### GIVEN TASK:
Write the records below out in full, character for character, with no pictures.
┌──
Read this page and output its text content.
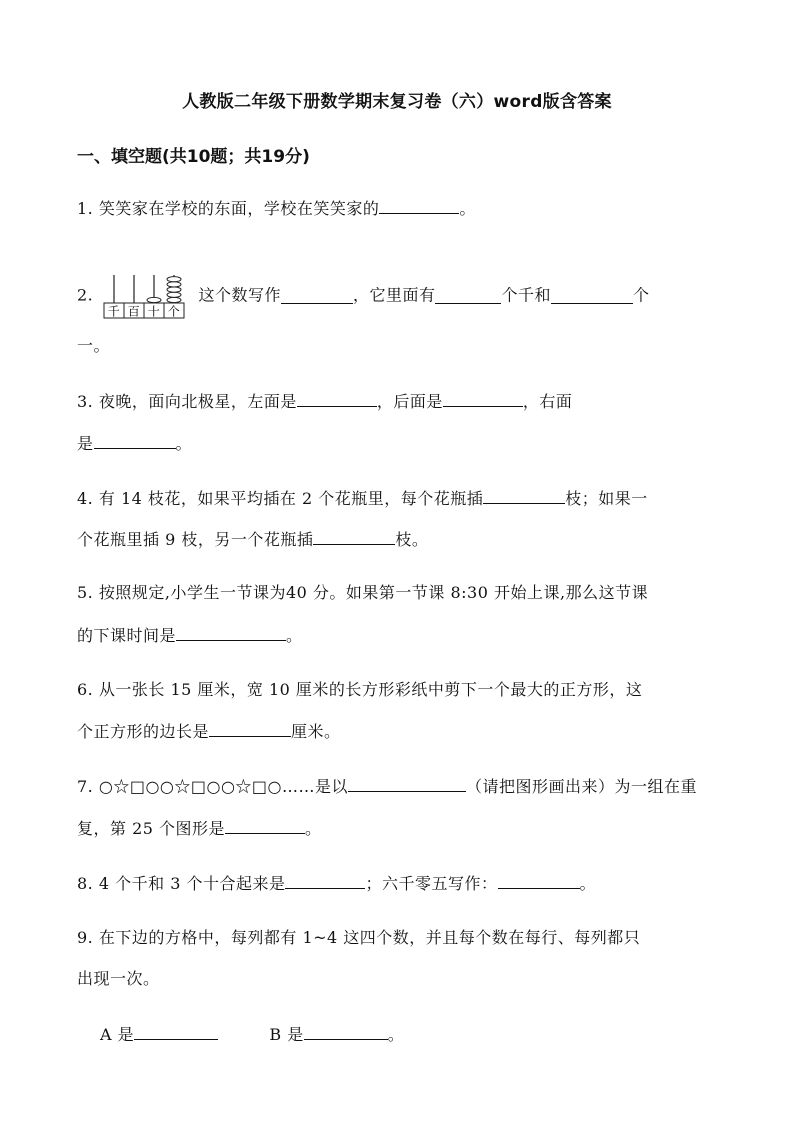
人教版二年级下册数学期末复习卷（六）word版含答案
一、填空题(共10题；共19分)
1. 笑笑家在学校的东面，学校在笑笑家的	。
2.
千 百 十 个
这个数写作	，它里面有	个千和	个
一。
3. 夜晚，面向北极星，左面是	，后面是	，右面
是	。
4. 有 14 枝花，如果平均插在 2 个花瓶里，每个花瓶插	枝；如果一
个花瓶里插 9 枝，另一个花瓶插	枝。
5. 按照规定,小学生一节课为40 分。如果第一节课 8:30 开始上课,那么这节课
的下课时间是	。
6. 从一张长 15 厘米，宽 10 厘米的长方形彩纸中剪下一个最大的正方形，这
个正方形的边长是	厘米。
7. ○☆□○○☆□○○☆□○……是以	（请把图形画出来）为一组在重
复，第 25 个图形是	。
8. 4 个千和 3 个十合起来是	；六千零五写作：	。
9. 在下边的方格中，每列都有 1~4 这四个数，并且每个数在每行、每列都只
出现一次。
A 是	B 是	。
└──
### EXPECTED ANSWER:
Read this page and output its text content.
人教版二年级下册数学期末复习卷（六）word版含答案
一、填空题(共10题；共19分)
1. 笑笑家在学校的东面，学校在笑笑家的	。
2.
千 百 十 个
这个数写作	，它里面有	个千和	个
一。
3. 夜晚，面向北极星，左面是	，后面是	，右面
是	。
4. 有 14 枝花，如果平均插在 2 个花瓶里，每个花瓶插	枝；如果一
个花瓶里插 9 枝，另一个花瓶插	枝。
5. 按照规定,小学生一节课为40 分。如果第一节课 8:30 开始上课,那么这节课
的下课时间是	。
6. 从一张长 15 厘米，宽 10 厘米的长方形彩纸中剪下一个最大的正方形，这
个正方形的边长是	厘米。
7. ○☆□○○☆□○○☆□○……是以	（请把图形画出来）为一组在重
复，第 25 个图形是	。
8. 4 个千和 3 个十合起来是	；六千零五写作：	。
9. 在下边的方格中，每列都有 1~4 这四个数，并且每个数在每行、每列都只
出现一次。
A 是	B 是	。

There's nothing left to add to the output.